[Collection entries]

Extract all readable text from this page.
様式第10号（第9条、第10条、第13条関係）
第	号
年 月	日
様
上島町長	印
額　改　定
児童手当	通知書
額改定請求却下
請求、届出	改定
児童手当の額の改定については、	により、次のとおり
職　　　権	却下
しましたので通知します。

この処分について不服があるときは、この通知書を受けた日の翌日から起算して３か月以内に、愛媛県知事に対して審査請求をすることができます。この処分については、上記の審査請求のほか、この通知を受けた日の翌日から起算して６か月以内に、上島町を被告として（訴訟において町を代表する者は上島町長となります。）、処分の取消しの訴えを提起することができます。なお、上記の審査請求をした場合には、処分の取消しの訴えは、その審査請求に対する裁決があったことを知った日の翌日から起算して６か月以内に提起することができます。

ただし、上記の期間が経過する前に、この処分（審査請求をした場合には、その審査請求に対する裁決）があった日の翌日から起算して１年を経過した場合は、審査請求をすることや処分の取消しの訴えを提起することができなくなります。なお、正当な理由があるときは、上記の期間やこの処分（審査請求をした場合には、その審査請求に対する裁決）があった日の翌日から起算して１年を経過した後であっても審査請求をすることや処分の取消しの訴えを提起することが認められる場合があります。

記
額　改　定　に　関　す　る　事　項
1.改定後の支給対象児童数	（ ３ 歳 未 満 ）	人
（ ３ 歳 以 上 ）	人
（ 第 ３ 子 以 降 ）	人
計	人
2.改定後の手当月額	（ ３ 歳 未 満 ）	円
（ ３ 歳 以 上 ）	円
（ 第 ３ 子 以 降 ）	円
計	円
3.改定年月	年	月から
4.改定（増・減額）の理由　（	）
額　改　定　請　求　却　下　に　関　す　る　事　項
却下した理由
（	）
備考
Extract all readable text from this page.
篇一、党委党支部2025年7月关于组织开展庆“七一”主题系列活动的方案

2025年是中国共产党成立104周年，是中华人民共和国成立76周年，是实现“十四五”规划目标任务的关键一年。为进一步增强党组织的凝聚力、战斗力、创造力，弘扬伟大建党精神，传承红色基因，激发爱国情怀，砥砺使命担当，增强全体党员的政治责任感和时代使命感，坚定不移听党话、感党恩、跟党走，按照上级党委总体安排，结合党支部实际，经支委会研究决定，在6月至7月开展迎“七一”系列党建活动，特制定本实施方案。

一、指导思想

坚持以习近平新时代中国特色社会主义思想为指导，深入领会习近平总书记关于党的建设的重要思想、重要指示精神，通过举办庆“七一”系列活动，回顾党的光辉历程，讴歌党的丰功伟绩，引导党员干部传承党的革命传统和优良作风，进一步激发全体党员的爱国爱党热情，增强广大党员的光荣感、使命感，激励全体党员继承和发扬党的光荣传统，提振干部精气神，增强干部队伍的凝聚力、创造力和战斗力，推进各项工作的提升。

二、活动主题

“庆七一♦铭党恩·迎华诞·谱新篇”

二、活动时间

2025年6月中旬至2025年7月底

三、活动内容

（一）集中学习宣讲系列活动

**Given problem**
What is needed here is an exact reproduction of all the entries.

**Response for this exercise**
Extract all readable text from this page.
様式第10号（第9条、第10条、第13条関係）
第	号
年 月	日
様
上島町長	印
額　改　定
児童手当	通知書
額改定請求却下
請求、届出	改定
児童手当の額の改定については、	により、次のとおり
職　　　権	却下
しましたので通知します。

この処分について不服があるときは、この通知書を受けた日の翌日から起算して３か月以内に、愛媛県知事に対して審査請求をすることができます。この処分については、上記の審査請求のほか、この通知を受けた日の翌日から起算して６か月以内に、上島町を被告として（訴訟において町を代表する者は上島町長となります。）、処分の取消しの訴えを提起することができます。なお、上記の審査請求をした場合には、処分の取消しの訴えは、その審査請求に対する裁決があったことを知った日の翌日から起算して６か月以内に提起することができます。

ただし、上記の期間が経過する前に、この処分（審査請求をした場合には、その審査請求に対する裁決）があった日の翌日から起算して１年を経過した場合は、審査請求をすることや処分の取消しの訴えを提起することができなくなります。なお、正当な理由があるときは、上記の期間やこの処分（審査請求をした場合には、その審査請求に対する裁決）があった日の翌日から起算して１年を経過した後であっても審査請求をすることや処分の取消しの訴えを提起することが認められる場合があります。

記
額　改　定　に　関　す　る　事　項
1.改定後の支給対象児童数	（ ３ 歳 未 満 ）	人
（ ３ 歳 以 上 ）	人
（ 第 ３ 子 以 降 ）	人
計	人
2.改定後の手当月額	（ ３ 歳 未 満 ）	円
（ ３ 歳 以 上 ）	円
（ 第 ３ 子 以 降 ）	円
計	円
3.改定年月	年	月から
4.改定（増・減額）の理由　（	）
額　改　定　請　求　却　下　に　関　す　る　事　項
却下した理由
（	）
備考
Extract all readable text from this page.
篇一、党委党支部2025年7月关于组织开展庆“七一”主题系列活动的方案

2025年是中国共产党成立104周年，是中华人民共和国成立76周年，是实现“十四五”规划目标任务的关键一年。为进一步增强党组织的凝聚力、战斗力、创造力，弘扬伟大建党精神，传承红色基因，激发爱国情怀，砥砺使命担当，增强全体党员的政治责任感和时代使命感，坚定不移听党话、感党恩、跟党走，按照上级党委总体安排，结合党支部实际，经支委会研究决定，在6月至7月开展迎“七一”系列党建活动，特制定本实施方案。

一、指导思想

坚持以习近平新时代中国特色社会主义思想为指导，深入领会习近平总书记关于党的建设的重要思想、重要指示精神，通过举办庆“七一”系列活动，回顾党的光辉历程，讴歌党的丰功伟绩，引导党员干部传承党的革命传统和优良作风，进一步激发全体党员的爱国爱党热情，增强广大党员的光荣感、使命感，激励全体党员继承和发扬党的光荣传统，提振干部精气神，增强干部队伍的凝聚力、创造力和战斗力，推进各项工作的提升。

二、活动主题

“庆七一♦铭党恩·迎华诞·谱新篇”

二、活动时间

2025年6月中旬至2025年7月底

三、活动内容

（一）集中学习宣讲系列活动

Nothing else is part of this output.